Dataset items:
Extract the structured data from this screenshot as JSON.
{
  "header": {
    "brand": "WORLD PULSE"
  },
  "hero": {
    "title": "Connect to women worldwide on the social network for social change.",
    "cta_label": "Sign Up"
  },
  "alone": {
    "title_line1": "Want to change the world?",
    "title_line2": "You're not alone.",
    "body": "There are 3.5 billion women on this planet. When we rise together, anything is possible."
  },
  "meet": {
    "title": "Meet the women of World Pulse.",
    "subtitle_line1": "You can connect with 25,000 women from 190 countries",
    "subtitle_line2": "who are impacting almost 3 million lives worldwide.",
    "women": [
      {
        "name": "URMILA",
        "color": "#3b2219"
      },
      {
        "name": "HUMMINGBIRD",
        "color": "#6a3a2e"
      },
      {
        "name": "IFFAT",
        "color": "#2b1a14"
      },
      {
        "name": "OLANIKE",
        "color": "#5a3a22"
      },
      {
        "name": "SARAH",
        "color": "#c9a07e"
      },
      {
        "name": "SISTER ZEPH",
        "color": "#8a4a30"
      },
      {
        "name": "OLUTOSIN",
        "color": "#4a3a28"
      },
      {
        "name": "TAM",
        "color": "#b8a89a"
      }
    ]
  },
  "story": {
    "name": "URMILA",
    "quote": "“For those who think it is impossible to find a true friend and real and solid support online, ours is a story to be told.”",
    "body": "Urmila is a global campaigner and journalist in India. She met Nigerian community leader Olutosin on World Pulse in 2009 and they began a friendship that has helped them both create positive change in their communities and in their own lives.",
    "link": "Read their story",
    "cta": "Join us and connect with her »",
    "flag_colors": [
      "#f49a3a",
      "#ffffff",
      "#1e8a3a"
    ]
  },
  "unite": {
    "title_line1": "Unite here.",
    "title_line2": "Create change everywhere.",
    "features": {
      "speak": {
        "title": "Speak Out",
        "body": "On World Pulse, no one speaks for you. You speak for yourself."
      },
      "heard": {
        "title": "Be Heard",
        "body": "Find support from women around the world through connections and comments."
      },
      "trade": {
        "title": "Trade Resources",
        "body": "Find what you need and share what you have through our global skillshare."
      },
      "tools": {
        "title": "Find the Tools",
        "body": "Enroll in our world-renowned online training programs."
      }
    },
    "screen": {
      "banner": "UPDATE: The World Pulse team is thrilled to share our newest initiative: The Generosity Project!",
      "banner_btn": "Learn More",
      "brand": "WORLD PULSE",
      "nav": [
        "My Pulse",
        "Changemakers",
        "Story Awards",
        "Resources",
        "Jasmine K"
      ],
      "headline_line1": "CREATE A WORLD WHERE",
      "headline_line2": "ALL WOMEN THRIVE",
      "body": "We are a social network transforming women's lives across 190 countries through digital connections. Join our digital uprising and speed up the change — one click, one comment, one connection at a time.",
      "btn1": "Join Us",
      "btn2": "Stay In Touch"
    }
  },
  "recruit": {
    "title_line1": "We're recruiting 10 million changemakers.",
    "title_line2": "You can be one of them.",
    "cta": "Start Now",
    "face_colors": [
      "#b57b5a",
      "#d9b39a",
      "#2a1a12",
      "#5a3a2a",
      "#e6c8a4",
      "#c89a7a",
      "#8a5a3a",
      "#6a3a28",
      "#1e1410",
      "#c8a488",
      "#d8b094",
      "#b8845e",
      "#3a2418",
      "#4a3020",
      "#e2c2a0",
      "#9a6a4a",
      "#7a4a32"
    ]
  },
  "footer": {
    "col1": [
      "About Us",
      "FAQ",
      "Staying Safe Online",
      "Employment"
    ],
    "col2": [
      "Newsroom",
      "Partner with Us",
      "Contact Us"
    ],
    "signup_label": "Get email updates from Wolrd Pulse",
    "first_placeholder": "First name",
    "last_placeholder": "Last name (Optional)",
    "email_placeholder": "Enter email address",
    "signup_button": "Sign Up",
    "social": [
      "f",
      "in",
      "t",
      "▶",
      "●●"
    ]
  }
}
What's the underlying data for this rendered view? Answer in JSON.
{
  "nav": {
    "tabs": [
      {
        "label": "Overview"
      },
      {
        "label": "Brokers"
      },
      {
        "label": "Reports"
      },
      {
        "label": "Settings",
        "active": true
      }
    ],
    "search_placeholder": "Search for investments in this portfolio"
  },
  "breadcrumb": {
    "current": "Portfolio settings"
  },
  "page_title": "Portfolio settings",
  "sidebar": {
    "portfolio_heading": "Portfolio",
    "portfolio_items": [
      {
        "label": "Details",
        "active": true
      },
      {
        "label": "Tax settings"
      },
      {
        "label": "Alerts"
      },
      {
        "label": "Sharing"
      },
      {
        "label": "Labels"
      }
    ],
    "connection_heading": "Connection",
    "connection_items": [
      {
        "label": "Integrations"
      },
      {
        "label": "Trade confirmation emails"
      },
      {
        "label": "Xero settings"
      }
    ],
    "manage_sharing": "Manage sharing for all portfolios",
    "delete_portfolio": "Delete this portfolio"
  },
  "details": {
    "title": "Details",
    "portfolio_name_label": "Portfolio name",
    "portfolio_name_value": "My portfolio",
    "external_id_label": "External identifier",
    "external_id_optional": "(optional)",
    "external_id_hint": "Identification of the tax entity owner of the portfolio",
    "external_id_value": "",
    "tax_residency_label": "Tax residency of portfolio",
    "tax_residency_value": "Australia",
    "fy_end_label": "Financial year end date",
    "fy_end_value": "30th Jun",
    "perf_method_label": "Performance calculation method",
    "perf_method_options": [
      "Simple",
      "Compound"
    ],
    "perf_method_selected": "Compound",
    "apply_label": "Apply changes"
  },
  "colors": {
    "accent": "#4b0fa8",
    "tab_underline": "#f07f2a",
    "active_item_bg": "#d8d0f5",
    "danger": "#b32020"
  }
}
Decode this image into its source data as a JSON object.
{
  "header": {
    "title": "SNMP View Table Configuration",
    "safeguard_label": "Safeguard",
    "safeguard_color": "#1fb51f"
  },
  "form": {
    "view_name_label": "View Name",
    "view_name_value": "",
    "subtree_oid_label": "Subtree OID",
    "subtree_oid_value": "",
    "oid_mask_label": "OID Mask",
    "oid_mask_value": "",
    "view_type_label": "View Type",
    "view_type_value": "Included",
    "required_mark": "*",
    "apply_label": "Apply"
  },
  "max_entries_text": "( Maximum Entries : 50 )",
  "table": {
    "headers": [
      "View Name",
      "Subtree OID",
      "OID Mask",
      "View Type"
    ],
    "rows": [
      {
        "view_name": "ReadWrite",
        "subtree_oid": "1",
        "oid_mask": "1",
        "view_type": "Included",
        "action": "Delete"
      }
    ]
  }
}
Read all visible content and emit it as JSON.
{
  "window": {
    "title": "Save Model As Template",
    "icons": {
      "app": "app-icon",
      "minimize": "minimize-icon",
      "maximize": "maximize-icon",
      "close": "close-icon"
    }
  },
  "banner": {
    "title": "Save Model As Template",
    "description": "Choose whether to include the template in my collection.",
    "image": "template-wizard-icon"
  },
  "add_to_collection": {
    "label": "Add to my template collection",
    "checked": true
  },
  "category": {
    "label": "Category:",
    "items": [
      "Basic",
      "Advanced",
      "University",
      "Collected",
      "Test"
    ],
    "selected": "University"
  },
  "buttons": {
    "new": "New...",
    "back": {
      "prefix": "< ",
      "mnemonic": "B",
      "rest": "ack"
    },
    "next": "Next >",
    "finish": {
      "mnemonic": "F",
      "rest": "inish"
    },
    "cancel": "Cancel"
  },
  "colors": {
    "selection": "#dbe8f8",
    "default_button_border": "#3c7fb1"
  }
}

- **Problem requirements**
Using the material above, print every entry exactly as written.

- **Completed exercise**
Extract the structured data from this screenshot as JSON.
{
  "header": {
    "brand": "WORLD PULSE"
  },
  "hero": {
    "title": "Connect to women worldwide on the social network for social change.",
    "cta_label": "Sign Up"
  },
  "alone": {
    "title_line1": "Want to change the world?",
    "title_line2": "You're not alone.",
    "body": "There are 3.5 billion women on this planet. When we rise together, anything is possible."
  },
  "meet": {
    "title": "Meet the women of World Pulse.",
    "subtitle_line1": "You can connect with 25,000 women from 190 countries",
    "subtitle_line2": "who are impacting almost 3 million lives worldwide.",
    "women": [
      {
        "name": "URMILA",
        "color": "#3b2219"
      },
      {
        "name": "HUMMINGBIRD",
        "color": "#6a3a2e"
      },
      {
        "name": "IFFAT",
        "color": "#2b1a14"
      },
      {
        "name": "OLANIKE",
        "color": "#5a3a22"
      },
      {
        "name": "SARAH",
        "color": "#c9a07e"
      },
      {
        "name": "SISTER ZEPH",
        "color": "#8a4a30"
      },
      {
        "name": "OLUTOSIN",
        "color": "#4a3a28"
      },
      {
        "name": "TAM",
        "color": "#b8a89a"
      }
    ]
  },
  "story": {
    "name": "URMILA",
    "quote": "“For those who think it is impossible to find a true friend and real and solid support online, ours is a story to be told.”",
    "body": "Urmila is a global campaigner and journalist in India. She met Nigerian community leader Olutosin on World Pulse in 2009 and they began a friendship that has helped them both create positive change in their communities and in their own lives.",
    "link": "Read their story",
    "cta": "Join us and connect with her »",
    "flag_colors": [
      "#f49a3a",
      "#ffffff",
      "#1e8a3a"
    ]
  },
  "unite": {
    "title_line1": "Unite here.",
    "title_line2": "Create change everywhere.",
    "features": {
      "speak": {
        "title": "Speak Out",
        "body": "On World Pulse, no one speaks for you. You speak for yourself."
      },
      "heard": {
        "title": "Be Heard",
        "body": "Find support from women around the world through connections and comments."
      },
      "trade": {
        "title": "Trade Resources",
        "body": "Find what you need and share what you have through our global skillshare."
      },
      "tools": {
        "title": "Find the Tools",
        "body": "Enroll in our world-renowned online training programs."
      }
    },
    "screen": {
      "banner": "UPDATE: The World Pulse team is thrilled to share our newest initiative: The Generosity Project!",
      "banner_btn": "Learn More",
      "brand": "WORLD PULSE",
      "nav": [
        "My Pulse",
        "Changemakers",
        "Story Awards",
        "Resources",
        "Jasmine K"
      ],
      "headline_line1": "CREATE A WORLD WHERE",
      "headline_line2": "ALL WOMEN THRIVE",
      "body": "We are a social network transforming women's lives across 190 countries through digital connections. Join our digital uprising and speed up the change — one click, one comment, one connection at a time.",
      "btn1": "Join Us",
      "btn2": "Stay In Touch"
    }
  },
  "recruit": {
    "title_line1": "We're recruiting 10 million changemakers.",
    "title_line2": "You can be one of them.",
    "cta": "Start Now",
    "face_colors": [
      "#b57b5a",
      "#d9b39a",
      "#2a1a12",
      "#5a3a2a",
      "#e6c8a4",
      "#c89a7a",
      "#8a5a3a",
      "#6a3a28",
      "#1e1410",
      "#c8a488",
      "#d8b094",
      "#b8845e",
      "#3a2418",
      "#4a3020",
      "#e2c2a0",
      "#9a6a4a",
      "#7a4a32"
    ]
  },
  "footer": {
    "col1": [
      "About Us",
      "FAQ",
      "Staying Safe Online",
      "Employment"
    ],
    "col2": [
      "Newsroom",
      "Partner with Us",
      "Contact Us"
    ],
    "signup_label": "Get email updates from Wolrd Pulse",
    "first_placeholder": "First name",
    "last_placeholder": "Last name (Optional)",
    "email_placeholder": "Enter email address",
    "signup_button": "Sign Up",
    "social": [
      "f",
      "in",
      "t",
      "▶",
      "●●"
    ]
  }
}
What's the underlying data for this rendered view? Answer in JSON.
{
  "nav": {
    "tabs": [
      {
        "label": "Overview"
      },
      {
        "label": "Brokers"
      },
      {
        "label": "Reports"
      },
      {
        "label": "Settings",
        "active": true
      }
    ],
    "search_placeholder": "Search for investments in this portfolio"
  },
  "breadcrumb": {
    "current": "Portfolio settings"
  },
  "page_title": "Portfolio settings",
  "sidebar": {
    "portfolio_heading": "Portfolio",
    "portfolio_items": [
      {
        "label": "Details",
        "active": true
      },
      {
        "label": "Tax settings"
      },
      {
        "label": "Alerts"
      },
      {
        "label": "Sharing"
      },
      {
        "label": "Labels"
      }
    ],
    "connection_heading": "Connection",
    "connection_items": [
      {
        "label": "Integrations"
      },
      {
        "label": "Trade confirmation emails"
      },
      {
        "label": "Xero settings"
      }
    ],
    "manage_sharing": "Manage sharing for all portfolios",
    "delete_portfolio": "Delete this portfolio"
  },
  "details": {
    "title": "Details",
    "portfolio_name_label": "Portfolio name",
    "portfolio_name_value": "My portfolio",
    "external_id_label": "External identifier",
    "external_id_optional": "(optional)",
    "external_id_hint": "Identification of the tax entity owner of the portfolio",
    "external_id_value": "",
    "tax_residency_label": "Tax residency of portfolio",
    "tax_residency_value": "Australia",
    "fy_end_label": "Financial year end date",
    "fy_end_value": "30th Jun",
    "perf_method_label": "Performance calculation method",
    "perf_method_options": [
      "Simple",
      "Compound"
    ],
    "perf_method_selected": "Compound",
    "apply_label": "Apply changes"
  },
  "colors": {
    "accent": "#4b0fa8",
    "tab_underline": "#f07f2a",
    "active_item_bg": "#d8d0f5",
    "danger": "#b32020"
  }
}
Decode this image into its source data as a JSON object.
{
  "header": {
    "title": "SNMP View Table Configuration",
    "safeguard_label": "Safeguard",
    "safeguard_color": "#1fb51f"
  },
  "form": {
    "view_name_label": "View Name",
    "view_name_value": "",
    "subtree_oid_label": "Subtree OID",
    "subtree_oid_value": "",
    "oid_mask_label": "OID Mask",
    "oid_mask_value": "",
    "view_type_label": "View Type",
    "view_type_value": "Included",
    "required_mark": "*",
    "apply_label": "Apply"
  },
  "max_entries_text": "( Maximum Entries : 50 )",
  "table": {
    "headers": [
      "View Name",
      "Subtree OID",
      "OID Mask",
      "View Type"
    ],
    "rows": [
      {
        "view_name": "ReadWrite",
        "subtree_oid": "1",
        "oid_mask": "1",
        "view_type": "Included",
        "action": "Delete"
      }
    ]
  }
}
Read all visible content and emit it as JSON.
{
  "window": {
    "title": "Save Model As Template",
    "icons": {
      "app": "app-icon",
      "minimize": "minimize-icon",
      "maximize": "maximize-icon",
      "close": "close-icon"
    }
  },
  "banner": {
    "title": "Save Model As Template",
    "description": "Choose whether to include the template in my collection.",
    "image": "template-wizard-icon"
  },
  "add_to_collection": {
    "label": "Add to my template collection",
    "checked": true
  },
  "category": {
    "label": "Category:",
    "items": [
      "Basic",
      "Advanced",
      "University",
      "Collected",
      "Test"
    ],
    "selected": "University"
  },
  "buttons": {
    "new": "New...",
    "back": {
      "prefix": "< ",
      "mnemonic": "B",
      "rest": "ack"
    },
    "next": "Next >",
    "finish": {
      "mnemonic": "F",
      "rest": "inish"
    },
    "cancel": "Cancel"
  },
  "colors": {
    "selection": "#dbe8f8",
    "default_button_border": "#3c7fb1"
  }
}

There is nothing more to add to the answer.